## WORK REQUIRED:
Lines holding the string "Date" are the ones to copy; find them all in the data.

## SUPPLIED MATERIAL:
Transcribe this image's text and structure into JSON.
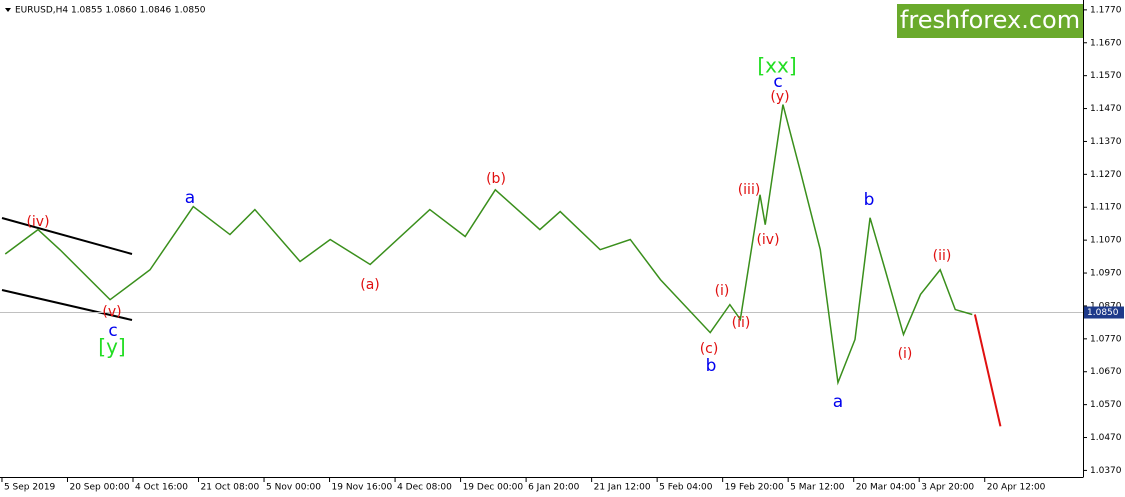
{
  "chart_data": {
    "type": "line",
    "title": "EURUSD,H4  1.0855 1.0860 1.0846 1.0850",
    "logo": "freshforex.com",
    "xlim": [
      -0.03,
      16.5
    ],
    "ylim": [
      1.035,
      1.18
    ],
    "xticks": [
      {
        "value": 0,
        "label": "5 Sep 2019"
      },
      {
        "value": 1,
        "label": "20 Sep 00:00"
      },
      {
        "value": 2,
        "label": "4 Oct 16:00"
      },
      {
        "value": 3,
        "label": "21 Oct 08:00"
      },
      {
        "value": 4,
        "label": "5 Nov 00:00"
      },
      {
        "value": 5,
        "label": "19 Nov 16:00"
      },
      {
        "value": 6,
        "label": "4 Dec 08:00"
      },
      {
        "value": 7,
        "label": "19 Dec 00:00"
      },
      {
        "value": 8,
        "label": "6 Jan 20:00"
      },
      {
        "value": 9,
        "label": "21 Jan 12:00"
      },
      {
        "value": 10,
        "label": "5 Feb 04:00"
      },
      {
        "value": 11,
        "label": "19 Feb 20:00"
      },
      {
        "value": 12,
        "label": "5 Mar 12:00"
      },
      {
        "value": 13,
        "label": "20 Mar 04:00"
      },
      {
        "value": 14,
        "label": "3 Apr 20:00"
      },
      {
        "value": 15,
        "label": "20 Apr 12:00"
      }
    ],
    "yticks": [
      {
        "value": 1.177,
        "label": "1.1770"
      },
      {
        "value": 1.167,
        "label": "1.1670"
      },
      {
        "value": 1.157,
        "label": "1.1570"
      },
      {
        "value": 1.147,
        "label": "1.1470"
      },
      {
        "value": 1.137,
        "label": "1.1370"
      },
      {
        "value": 1.127,
        "label": "1.1270"
      },
      {
        "value": 1.117,
        "label": "1.1170"
      },
      {
        "value": 1.107,
        "label": "1.1070"
      },
      {
        "value": 1.097,
        "label": "1.0970"
      },
      {
        "value": 1.087,
        "label": "1.0870"
      },
      {
        "value": 1.077,
        "label": "1.0770"
      },
      {
        "value": 1.067,
        "label": "1.0670"
      },
      {
        "value": 1.057,
        "label": "1.0570"
      },
      {
        "value": 1.047,
        "label": "1.0470"
      },
      {
        "value": 1.037,
        "label": "1.0370"
      }
    ],
    "current_price": {
      "value": 1.085,
      "label": "1.0850"
    },
    "series": [
      {
        "color": "#3a8f1c",
        "x": [
          0.05,
          0.55,
          0.89,
          1.65,
          2.26,
          2.92,
          3.48,
          3.86,
          4.55,
          5.01,
          5.62,
          6.53,
          7.07,
          7.53,
          8.21,
          8.52,
          9.13,
          9.59,
          10.05,
          10.81,
          11.11,
          11.27,
          11.57,
          11.65,
          11.92,
          12.18,
          12.49,
          12.76,
          13.02,
          13.25,
          13.48,
          13.76,
          14.02,
          14.32,
          14.55,
          14.81
        ],
        "values": [
          1.1028,
          1.1102,
          1.104,
          1.0889,
          1.098,
          1.1172,
          1.1087,
          1.1163,
          1.1005,
          1.1072,
          1.0996,
          1.1163,
          1.1081,
          1.1223,
          1.1102,
          1.1157,
          1.1041,
          1.1072,
          1.095,
          1.0789,
          1.0874,
          1.0829,
          1.1208,
          1.1117,
          1.1482,
          1.1284,
          1.1041,
          1.0637,
          1.0768,
          1.1138,
          1.098,
          1.0783,
          1.0905,
          1.098,
          1.0859,
          1.0844
        ]
      },
      {
        "color": "#e01010",
        "x": [
          14.85,
          15.24
        ],
        "values": [
          1.0844,
          1.0504
        ]
      }
    ],
    "annotations": [
      {
        "text": "(iv)",
        "color": "#e01010"
      },
      {
        "text": "(v)",
        "color": "#e01010"
      },
      {
        "text": "c",
        "color": "#0000ee"
      },
      {
        "text": "[y]",
        "color": "#22dd22"
      },
      {
        "text": "a",
        "color": "#0000ee"
      },
      {
        "text": "(a)",
        "color": "#e01010"
      },
      {
        "text": "(b)",
        "color": "#e01010"
      },
      {
        "text": "(c)",
        "color": "#e01010"
      },
      {
        "text": "b",
        "color": "#0000ee"
      },
      {
        "text": "(i)",
        "color": "#e01010"
      },
      {
        "text": "(ii)",
        "color": "#e01010"
      },
      {
        "text": "(iii)",
        "color": "#e01010"
      },
      {
        "text": "(iv)",
        "color": "#e01010"
      },
      {
        "text": "[xx]",
        "color": "#22dd22"
      },
      {
        "text": "c",
        "color": "#0000ee"
      },
      {
        "text": "(y)",
        "color": "#e01010"
      },
      {
        "text": "a",
        "color": "#0000ee"
      },
      {
        "text": "b",
        "color": "#0000ee"
      },
      {
        "text": "(ii)",
        "color": "#e01010"
      },
      {
        "text": "(i)",
        "color": "#e01010"
      }
    ]
  }
}
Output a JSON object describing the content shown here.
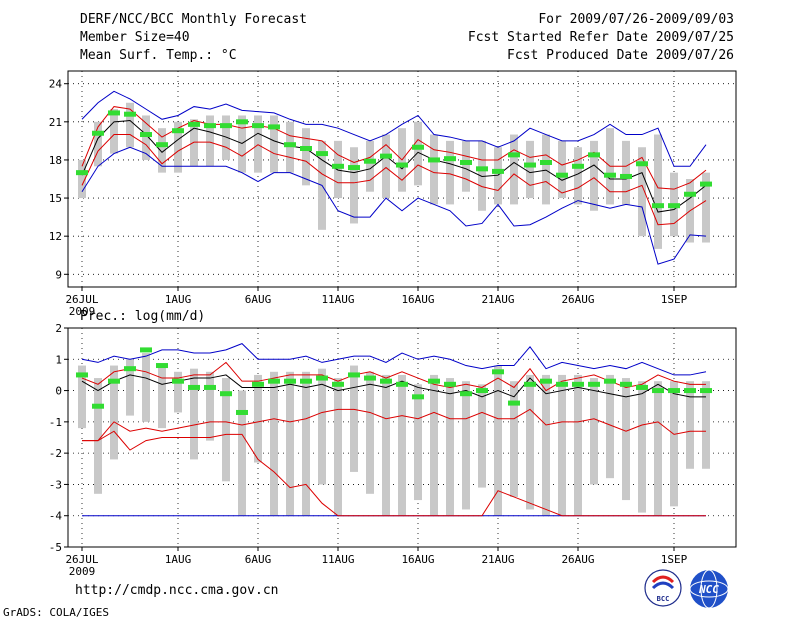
{
  "header": {
    "title": "DERF/NCC/BCC Monthly Forecast",
    "member_size": "Member Size=40",
    "variable": "Mean Surf. Temp.: °C",
    "forecast_period": "For 2009/07/26-2009/09/03",
    "start_date": "Fcst Started Refer Date 2009/07/25",
    "produced_date": "Fcst Produced Date 2009/07/26"
  },
  "footer": {
    "url": "http://cmdp.ncc.cma.gov.cn",
    "credit": "GrADS: COLA/IGES",
    "logo_bcc": "BCC",
    "logo_ncc": "NCC"
  },
  "colors": {
    "box": "#c8c8c8",
    "ensemble_max_min": "#0000c8",
    "spread": "#dc0000",
    "mean": "#000000",
    "median": "#32dc32"
  },
  "chart_data": [
    {
      "type": "line",
      "name": "temperature",
      "title": "",
      "xlabel": "",
      "ylabel": "Mean Surf. Temp.: °C",
      "xlim": [
        0,
        40
      ],
      "ylim": [
        8,
        25
      ],
      "yticks": [
        9,
        12,
        15,
        18,
        21,
        24
      ],
      "xticks": [
        {
          "x": 0,
          "label": "26JUL",
          "sublabel": "2009"
        },
        {
          "x": 6,
          "label": "1AUG"
        },
        {
          "x": 11,
          "label": "6AUG"
        },
        {
          "x": 16,
          "label": "11AUG"
        },
        {
          "x": 21,
          "label": "16AUG"
        },
        {
          "x": 26,
          "label": "21AUG"
        },
        {
          "x": 31,
          "label": "26AUG"
        },
        {
          "x": 37,
          "label": "1SEP"
        }
      ],
      "days": [
        0,
        1,
        2,
        3,
        4,
        5,
        6,
        7,
        8,
        9,
        10,
        11,
        12,
        13,
        14,
        15,
        16,
        17,
        18,
        19,
        20,
        21,
        22,
        23,
        24,
        25,
        26,
        27,
        28,
        29,
        30,
        31,
        32,
        33,
        34,
        35,
        36,
        37,
        38,
        39
      ],
      "series": [
        {
          "name": "max",
          "values": [
            21.2,
            22.5,
            23.4,
            22.8,
            22.0,
            21.2,
            21.5,
            22.2,
            22.0,
            22.4,
            21.9,
            21.8,
            21.7,
            21.2,
            20.8,
            20.8,
            20.5,
            20.0,
            19.5,
            20.0,
            20.8,
            21.5,
            20.0,
            19.8,
            19.5,
            19.5,
            19.0,
            19.5,
            20.5,
            20.0,
            19.5,
            19.5,
            20.0,
            20.8,
            20.0,
            20.0,
            20.5,
            17.5,
            17.5,
            19.2
          ]
        },
        {
          "name": "min",
          "values": [
            15.5,
            17.5,
            18.5,
            19.0,
            18.5,
            17.5,
            17.5,
            17.5,
            17.5,
            17.5,
            17.0,
            16.3,
            17.0,
            17.0,
            16.5,
            16.0,
            14.0,
            13.5,
            13.5,
            15.0,
            14.0,
            15.0,
            14.5,
            14.0,
            12.8,
            13.0,
            14.5,
            12.8,
            12.9,
            13.5,
            14.2,
            14.8,
            14.5,
            14.2,
            14.5,
            14.3,
            9.8,
            10.2,
            12.1,
            12.0
          ]
        },
        {
          "name": "upper",
          "values": [
            17.5,
            20.6,
            22.2,
            22.0,
            20.9,
            19.8,
            20.5,
            21.1,
            20.8,
            20.8,
            20.5,
            20.7,
            20.5,
            19.9,
            19.7,
            19.5,
            18.4,
            17.8,
            18.2,
            19.2,
            18.0,
            19.6,
            18.8,
            18.6,
            18.3,
            18.0,
            18.0,
            18.8,
            18.2,
            18.4,
            17.6,
            18.0,
            18.6,
            17.5,
            17.5,
            18.2,
            15.8,
            15.7,
            16.2,
            17.2
          ]
        },
        {
          "name": "mean",
          "values": [
            16.8,
            19.7,
            21.0,
            21.1,
            20.0,
            18.6,
            19.6,
            20.5,
            20.2,
            19.8,
            19.3,
            20.1,
            19.5,
            19.1,
            18.9,
            18.0,
            17.2,
            17.0,
            17.3,
            18.3,
            17.3,
            18.6,
            18.0,
            17.7,
            17.3,
            16.7,
            16.8,
            17.8,
            17.0,
            17.2,
            16.4,
            16.9,
            17.6,
            16.5,
            16.5,
            17.0,
            13.9,
            14.1,
            15.0,
            16.0
          ]
        },
        {
          "name": "lower",
          "values": [
            16.0,
            18.7,
            20.0,
            20.0,
            19.2,
            17.7,
            18.7,
            19.4,
            19.4,
            19.0,
            18.3,
            19.2,
            18.5,
            18.2,
            17.9,
            16.9,
            16.2,
            16.2,
            16.4,
            17.4,
            16.4,
            17.6,
            17.0,
            16.9,
            16.5,
            15.9,
            15.6,
            16.9,
            16.0,
            16.3,
            15.4,
            15.8,
            16.6,
            15.5,
            15.5,
            16.0,
            12.9,
            13.0,
            14.0,
            14.8
          ]
        },
        {
          "name": "median",
          "values": [
            17.0,
            20.1,
            21.7,
            21.6,
            20.0,
            19.2,
            20.3,
            20.8,
            20.7,
            20.7,
            21.0,
            20.7,
            20.6,
            19.2,
            18.9,
            18.5,
            17.5,
            17.4,
            17.9,
            18.3,
            17.6,
            19.0,
            18.0,
            18.1,
            17.8,
            17.3,
            17.1,
            18.4,
            17.6,
            17.8,
            16.8,
            17.5,
            18.4,
            16.8,
            16.7,
            17.7,
            14.4,
            14.4,
            15.3,
            16.1
          ]
        },
        {
          "name": "box_high",
          "values": [
            18.0,
            21.0,
            22.0,
            22.5,
            21.5,
            20.5,
            21.0,
            21.2,
            21.5,
            21.5,
            21.5,
            21.5,
            21.5,
            21.0,
            20.5,
            19.5,
            19.5,
            19.0,
            19.5,
            20.0,
            20.5,
            21.0,
            20.0,
            19.5,
            19.5,
            19.5,
            19.0,
            20.0,
            19.5,
            20.0,
            19.5,
            19.0,
            19.5,
            20.5,
            19.5,
            19.0,
            20.0,
            17.0,
            16.5,
            17.0
          ]
        },
        {
          "name": "box_low",
          "values": [
            15.0,
            17.5,
            18.5,
            19.0,
            18.0,
            17.0,
            17.0,
            17.5,
            17.5,
            18.0,
            17.0,
            17.0,
            17.0,
            17.0,
            16.0,
            12.5,
            15.0,
            13.0,
            15.5,
            15.0,
            15.5,
            16.0,
            14.5,
            14.5,
            15.5,
            14.0,
            14.5,
            14.5,
            15.0,
            14.5,
            15.0,
            14.5,
            14.0,
            14.5,
            14.5,
            12.0,
            11.0,
            12.0,
            11.5,
            11.5
          ]
        }
      ]
    },
    {
      "type": "line",
      "name": "precipitation",
      "title": "Prec.: log(mm/d)",
      "xlabel": "",
      "ylabel": "Prec.: log(mm/d)",
      "xlim": [
        0,
        40
      ],
      "ylim": [
        -5,
        2
      ],
      "yticks": [
        -5,
        -4,
        -3,
        -2,
        -1,
        0,
        1,
        2
      ],
      "xticks": [
        {
          "x": 0,
          "label": "26JUL",
          "sublabel": "2009"
        },
        {
          "x": 6,
          "label": "1AUG"
        },
        {
          "x": 11,
          "label": "6AUG"
        },
        {
          "x": 16,
          "label": "11AUG"
        },
        {
          "x": 21,
          "label": "16AUG"
        },
        {
          "x": 26,
          "label": "21AUG"
        },
        {
          "x": 31,
          "label": "26AUG"
        },
        {
          "x": 37,
          "label": "1SEP"
        }
      ],
      "days": [
        0,
        1,
        2,
        3,
        4,
        5,
        6,
        7,
        8,
        9,
        10,
        11,
        12,
        13,
        14,
        15,
        16,
        17,
        18,
        19,
        20,
        21,
        22,
        23,
        24,
        25,
        26,
        27,
        28,
        29,
        30,
        31,
        32,
        33,
        34,
        35,
        36,
        37,
        38,
        39
      ],
      "series": [
        {
          "name": "max",
          "values": [
            1.0,
            0.9,
            1.1,
            1.0,
            1.1,
            1.3,
            1.3,
            1.2,
            1.2,
            1.3,
            1.5,
            1.0,
            1.0,
            1.0,
            1.1,
            0.9,
            1.0,
            1.1,
            1.1,
            0.9,
            1.2,
            1.0,
            1.1,
            1.0,
            0.8,
            0.7,
            0.8,
            0.8,
            1.4,
            0.7,
            0.9,
            0.8,
            0.7,
            0.8,
            0.7,
            0.9,
            0.7,
            0.5,
            0.5,
            0.6
          ]
        },
        {
          "name": "min",
          "values": [
            -4.0,
            -4.0,
            -4.0,
            -4.0,
            -4.0,
            -4.0,
            -4.0,
            -4.0,
            -4.0,
            -4.0,
            -4.0,
            -4.0,
            -4.0,
            -4.0,
            -4.0,
            -4.0,
            -4.0,
            -4.0,
            -4.0,
            -4.0,
            -4.0,
            -4.0,
            -4.0,
            -4.0,
            -4.0,
            -4.0,
            -4.0,
            -4.0,
            -4.0,
            -4.0,
            -4.0,
            -4.0,
            -4.0,
            -4.0,
            -4.0,
            -4.0,
            -4.0,
            -4.0,
            -4.0,
            -4.0
          ]
        },
        {
          "name": "upper",
          "values": [
            0.4,
            0.2,
            0.6,
            0.7,
            0.6,
            0.4,
            0.4,
            0.5,
            0.5,
            0.9,
            0.3,
            0.3,
            0.4,
            0.5,
            0.5,
            0.5,
            0.3,
            0.5,
            0.6,
            0.4,
            0.6,
            0.4,
            0.2,
            0.1,
            0.2,
            0.1,
            0.4,
            0.1,
            0.7,
            0.0,
            0.3,
            0.4,
            0.5,
            0.3,
            0.1,
            0.2,
            0.5,
            0.3,
            0.2,
            0.2
          ]
        },
        {
          "name": "mean",
          "values": [
            0.3,
            0.0,
            0.3,
            0.5,
            0.4,
            0.2,
            0.3,
            0.4,
            0.4,
            0.5,
            0.1,
            0.1,
            0.1,
            0.2,
            0.1,
            0.2,
            0.0,
            0.1,
            0.2,
            0.1,
            0.3,
            0.1,
            0.0,
            -0.1,
            0.0,
            -0.2,
            0.0,
            -0.2,
            0.4,
            -0.1,
            0.0,
            0.1,
            0.0,
            -0.1,
            -0.2,
            -0.1,
            0.2,
            -0.1,
            -0.2,
            -0.2
          ]
        },
        {
          "name": "lower",
          "values": [
            -1.6,
            -1.6,
            -1.0,
            -1.3,
            -1.2,
            -1.3,
            -1.2,
            -1.1,
            -1.0,
            -1.0,
            -1.1,
            -1.0,
            -0.9,
            -1.0,
            -0.9,
            -0.7,
            -0.6,
            -0.6,
            -0.7,
            -0.9,
            -0.8,
            -0.9,
            -0.7,
            -0.9,
            -0.9,
            -0.7,
            -0.9,
            -0.9,
            -0.6,
            -1.1,
            -1.0,
            -1.0,
            -0.9,
            -1.1,
            -1.3,
            -1.1,
            -1.0,
            -1.4,
            -1.3,
            -1.3
          ]
        },
        {
          "name": "low_line",
          "values": [
            -1.6,
            -1.6,
            -1.3,
            -1.9,
            -1.6,
            -1.5,
            -1.5,
            -1.5,
            -1.5,
            -1.4,
            -1.4,
            -2.2,
            -2.6,
            -3.1,
            -3.0,
            -3.6,
            -4.0,
            -4.0,
            -4.0,
            -4.0,
            -4.0,
            -4.0,
            -4.0,
            -4.0,
            -4.0,
            -4.0,
            -3.2,
            -3.4,
            -3.6,
            -3.8,
            -4.0,
            -4.0,
            -4.0,
            -4.0,
            -4.0,
            -4.0,
            -4.0,
            -4.0,
            -4.0,
            -4.0
          ]
        },
        {
          "name": "median",
          "values": [
            0.5,
            -0.5,
            0.3,
            0.7,
            1.3,
            0.8,
            0.3,
            0.1,
            0.1,
            -0.1,
            -0.7,
            0.2,
            0.3,
            0.3,
            0.3,
            0.4,
            0.2,
            0.5,
            0.4,
            0.3,
            0.2,
            -0.2,
            0.3,
            0.2,
            -0.1,
            0.0,
            0.6,
            -0.4,
            0.2,
            0.3,
            0.2,
            0.2,
            0.2,
            0.3,
            0.2,
            0.1,
            0.0,
            0.0,
            0.0,
            0.0
          ]
        },
        {
          "name": "box_high",
          "values": [
            0.8,
            0.4,
            0.8,
            1.0,
            1.2,
            0.8,
            0.6,
            0.7,
            0.6,
            0.4,
            0.0,
            0.5,
            0.6,
            0.6,
            0.6,
            0.7,
            0.4,
            0.8,
            0.6,
            0.5,
            0.5,
            0.2,
            0.5,
            0.4,
            0.3,
            0.2,
            0.8,
            0.3,
            0.5,
            0.5,
            0.5,
            0.5,
            0.4,
            0.5,
            0.4,
            0.3,
            0.3,
            0.3,
            0.3,
            0.3
          ]
        },
        {
          "name": "box_low",
          "values": [
            -1.2,
            -3.3,
            -2.2,
            -0.8,
            -1.0,
            -1.2,
            -0.7,
            -2.2,
            -1.6,
            -2.9,
            -4.0,
            -2.3,
            -4.0,
            -4.0,
            -4.0,
            -3.0,
            -4.0,
            -2.6,
            -3.3,
            -4.0,
            -4.0,
            -3.5,
            -4.0,
            -4.0,
            -3.8,
            -3.1,
            -4.0,
            -3.4,
            -3.8,
            -4.0,
            -4.0,
            -4.0,
            -3.0,
            -2.8,
            -3.5,
            -3.9,
            -4.0,
            -3.7,
            -2.5,
            -2.5
          ]
        }
      ]
    }
  ]
}
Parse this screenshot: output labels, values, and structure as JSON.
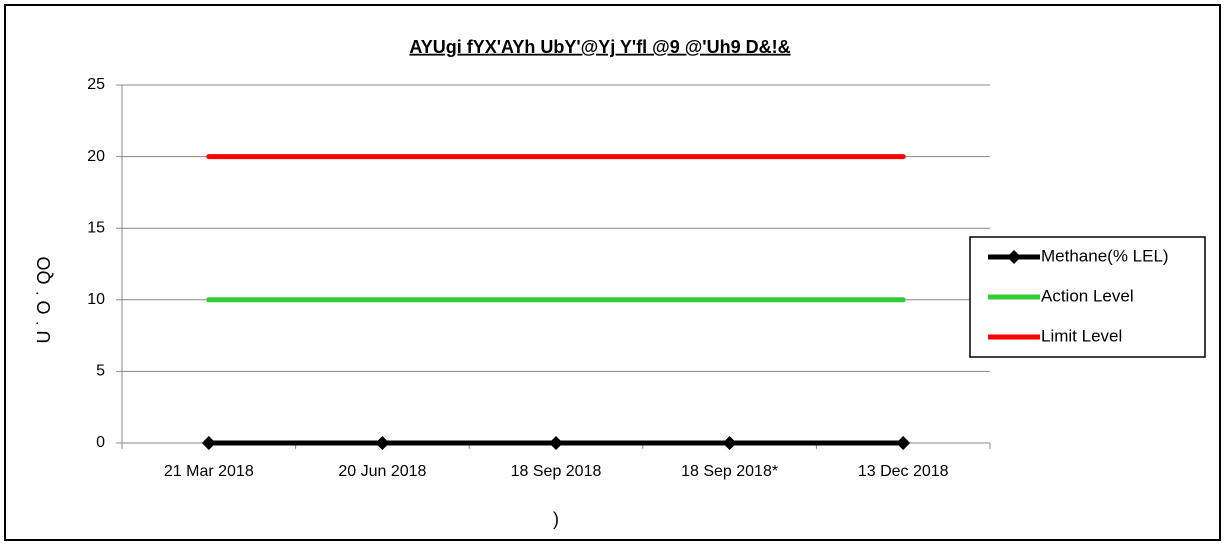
{
  "chart_data": {
    "type": "line",
    "title": "AYUgi fYX'AYh UbY'@Yj Y'fl @9 @'Uh9 D&!&",
    "y_label": "U ˙ O ˙ QO",
    "x_label": ")",
    "categories": [
      "21 Mar 2018",
      "20 Jun 2018",
      "18 Sep 2018",
      "18 Sep 2018*",
      "13 Dec 2018"
    ],
    "series": [
      {
        "name": "Methane(% LEL)",
        "color": "#000000",
        "marker": "diamond",
        "values": [
          0,
          0,
          0,
          0,
          0
        ]
      },
      {
        "name": "Action Level",
        "color": "#33cc33",
        "values": [
          10,
          10,
          10,
          10,
          10
        ]
      },
      {
        "name": "Limit Level",
        "color": "#ff0000",
        "values": [
          20,
          20,
          20,
          20,
          20
        ]
      }
    ],
    "ylim": [
      0,
      25
    ],
    "yticks": [
      0,
      5,
      10,
      15,
      20,
      25
    ],
    "grid": true,
    "legend": "right"
  }
}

## REPLY TO THE TASK:
    "start_date": "Fcst Started Refer Date 2009/07/25",
    "produced_date": "Fcst Produced Date 2009/07/26"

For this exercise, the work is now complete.